[Stored data entries]

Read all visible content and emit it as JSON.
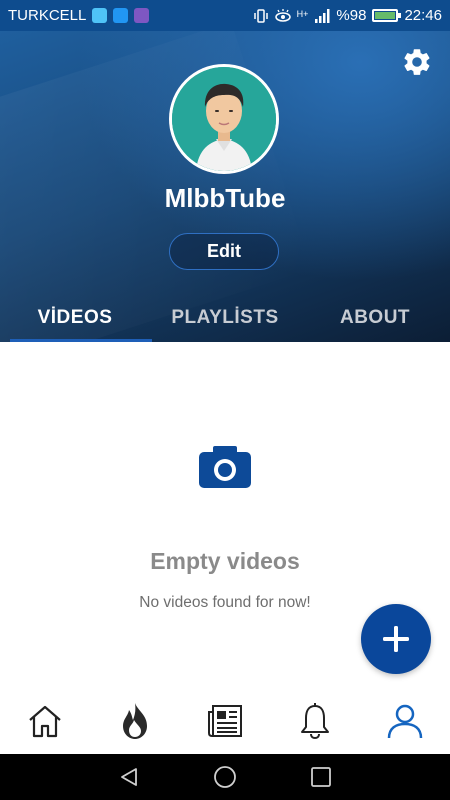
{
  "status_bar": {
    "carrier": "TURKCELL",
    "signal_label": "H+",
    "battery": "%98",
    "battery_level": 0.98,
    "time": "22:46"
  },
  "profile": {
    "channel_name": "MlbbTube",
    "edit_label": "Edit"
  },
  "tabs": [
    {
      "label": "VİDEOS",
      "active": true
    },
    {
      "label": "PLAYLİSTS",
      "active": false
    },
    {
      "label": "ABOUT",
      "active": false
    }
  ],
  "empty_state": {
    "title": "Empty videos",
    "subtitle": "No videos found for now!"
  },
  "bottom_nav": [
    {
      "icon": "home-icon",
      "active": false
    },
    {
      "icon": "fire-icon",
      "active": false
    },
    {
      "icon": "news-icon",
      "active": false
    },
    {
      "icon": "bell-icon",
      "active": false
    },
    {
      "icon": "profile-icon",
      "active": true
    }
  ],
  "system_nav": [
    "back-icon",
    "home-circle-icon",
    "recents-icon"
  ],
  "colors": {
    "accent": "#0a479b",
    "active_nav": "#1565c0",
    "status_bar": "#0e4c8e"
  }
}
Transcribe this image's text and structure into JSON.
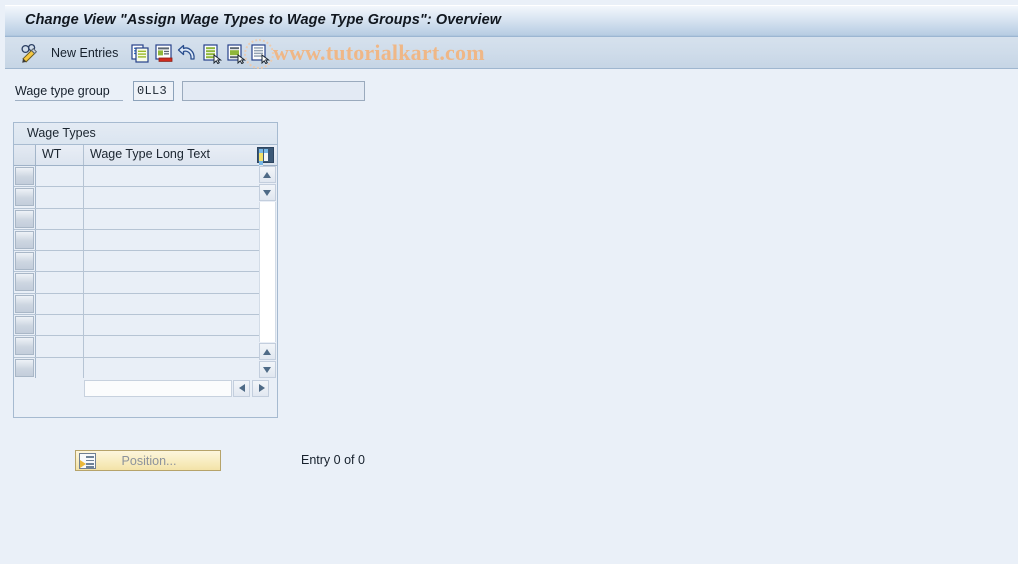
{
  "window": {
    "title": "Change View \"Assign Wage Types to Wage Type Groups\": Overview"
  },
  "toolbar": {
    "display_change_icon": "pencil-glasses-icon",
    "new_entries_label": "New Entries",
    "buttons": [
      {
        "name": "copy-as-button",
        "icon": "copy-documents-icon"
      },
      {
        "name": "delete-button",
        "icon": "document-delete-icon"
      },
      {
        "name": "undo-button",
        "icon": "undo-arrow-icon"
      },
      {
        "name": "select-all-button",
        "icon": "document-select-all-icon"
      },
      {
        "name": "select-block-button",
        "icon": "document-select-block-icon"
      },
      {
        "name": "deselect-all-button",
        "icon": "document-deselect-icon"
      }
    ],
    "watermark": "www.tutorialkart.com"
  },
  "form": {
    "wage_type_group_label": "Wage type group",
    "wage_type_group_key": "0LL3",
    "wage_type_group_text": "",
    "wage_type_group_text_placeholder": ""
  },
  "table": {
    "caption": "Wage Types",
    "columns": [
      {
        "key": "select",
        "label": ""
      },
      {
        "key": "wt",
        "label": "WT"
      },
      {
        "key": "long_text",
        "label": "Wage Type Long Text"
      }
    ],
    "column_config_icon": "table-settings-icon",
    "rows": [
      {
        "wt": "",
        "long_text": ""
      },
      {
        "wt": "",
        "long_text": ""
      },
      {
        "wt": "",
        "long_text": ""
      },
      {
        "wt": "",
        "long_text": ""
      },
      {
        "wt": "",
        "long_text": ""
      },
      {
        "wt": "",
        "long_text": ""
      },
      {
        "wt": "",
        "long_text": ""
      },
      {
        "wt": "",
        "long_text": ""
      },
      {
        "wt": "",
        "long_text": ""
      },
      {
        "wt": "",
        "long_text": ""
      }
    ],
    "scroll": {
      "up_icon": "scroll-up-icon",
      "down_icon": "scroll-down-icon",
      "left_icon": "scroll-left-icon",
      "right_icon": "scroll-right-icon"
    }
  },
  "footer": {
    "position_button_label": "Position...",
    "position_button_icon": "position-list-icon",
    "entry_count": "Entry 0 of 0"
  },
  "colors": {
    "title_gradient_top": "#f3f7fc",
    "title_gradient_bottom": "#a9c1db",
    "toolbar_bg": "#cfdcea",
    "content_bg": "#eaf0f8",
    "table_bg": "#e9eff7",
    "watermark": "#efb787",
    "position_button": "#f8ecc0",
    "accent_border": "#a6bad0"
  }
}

** Required task **
Keep every word of the data as it is when you write it out, but drop the pictures.

** Solution below **
Read all visible content and emit it as JSON.
{
  "status_bar": {
    "carrier": "TURKCELL",
    "signal_label": "H+",
    "battery": "%98",
    "battery_level": 0.98,
    "time": "22:46"
  },
  "profile": {
    "channel_name": "MlbbTube",
    "edit_label": "Edit"
  },
  "tabs": [
    {
      "label": "VİDEOS",
      "active": true
    },
    {
      "label": "PLAYLİSTS",
      "active": false
    },
    {
      "label": "ABOUT",
      "active": false
    }
  ],
  "empty_state": {
    "title": "Empty videos",
    "subtitle": "No videos found for now!"
  },
  "bottom_nav": [
    {
      "icon": "home-icon",
      "active": false
    },
    {
      "icon": "fire-icon",
      "active": false
    },
    {
      "icon": "news-icon",
      "active": false
    },
    {
      "icon": "bell-icon",
      "active": false
    },
    {
      "icon": "profile-icon",
      "active": true
    }
  ],
  "system_nav": [
    "back-icon",
    "home-circle-icon",
    "recents-icon"
  ],
  "colors": {
    "accent": "#0a479b",
    "active_nav": "#1565c0",
    "status_bar": "#0e4c8e"
  }
}
Transcribe this image's text and structure into JSON.
{
  "window": {
    "title": "Change View \"Assign Wage Types to Wage Type Groups\": Overview"
  },
  "toolbar": {
    "display_change_icon": "pencil-glasses-icon",
    "new_entries_label": "New Entries",
    "buttons": [
      {
        "name": "copy-as-button",
        "icon": "copy-documents-icon"
      },
      {
        "name": "delete-button",
        "icon": "document-delete-icon"
      },
      {
        "name": "undo-button",
        "icon": "undo-arrow-icon"
      },
      {
        "name": "select-all-button",
        "icon": "document-select-all-icon"
      },
      {
        "name": "select-block-button",
        "icon": "document-select-block-icon"
      },
      {
        "name": "deselect-all-button",
        "icon": "document-deselect-icon"
      }
    ],
    "watermark": "www.tutorialkart.com"
  },
  "form": {
    "wage_type_group_label": "Wage type group",
    "wage_type_group_key": "0LL3",
    "wage_type_group_text": "",
    "wage_type_group_text_placeholder": ""
  },
  "table": {
    "caption": "Wage Types",
    "columns": [
      {
        "key": "select",
        "label": ""
      },
      {
        "key": "wt",
        "label": "WT"
      },
      {
        "key": "long_text",
        "label": "Wage Type Long Text"
      }
    ],
    "column_config_icon": "table-settings-icon",
    "rows": [
      {
        "wt": "",
        "long_text": ""
      },
      {
        "wt": "",
        "long_text": ""
      },
      {
        "wt": "",
        "long_text": ""
      },
      {
        "wt": "",
        "long_text": ""
      },
      {
        "wt": "",
        "long_text": ""
      },
      {
        "wt": "",
        "long_text": ""
      },
      {
        "wt": "",
        "long_text": ""
      },
      {
        "wt": "",
        "long_text": ""
      },
      {
        "wt": "",
        "long_text": ""
      },
      {
        "wt": "",
        "long_text": ""
      }
    ],
    "scroll": {
      "up_icon": "scroll-up-icon",
      "down_icon": "scroll-down-icon",
      "left_icon": "scroll-left-icon",
      "right_icon": "scroll-right-icon"
    }
  },
  "footer": {
    "position_button_label": "Position...",
    "position_button_icon": "position-list-icon",
    "entry_count": "Entry 0 of 0"
  },
  "colors": {
    "title_gradient_top": "#f3f7fc",
    "title_gradient_bottom": "#a9c1db",
    "toolbar_bg": "#cfdcea",
    "content_bg": "#eaf0f8",
    "table_bg": "#e9eff7",
    "watermark": "#efb787",
    "position_button": "#f8ecc0",
    "accent_border": "#a6bad0"
  }
}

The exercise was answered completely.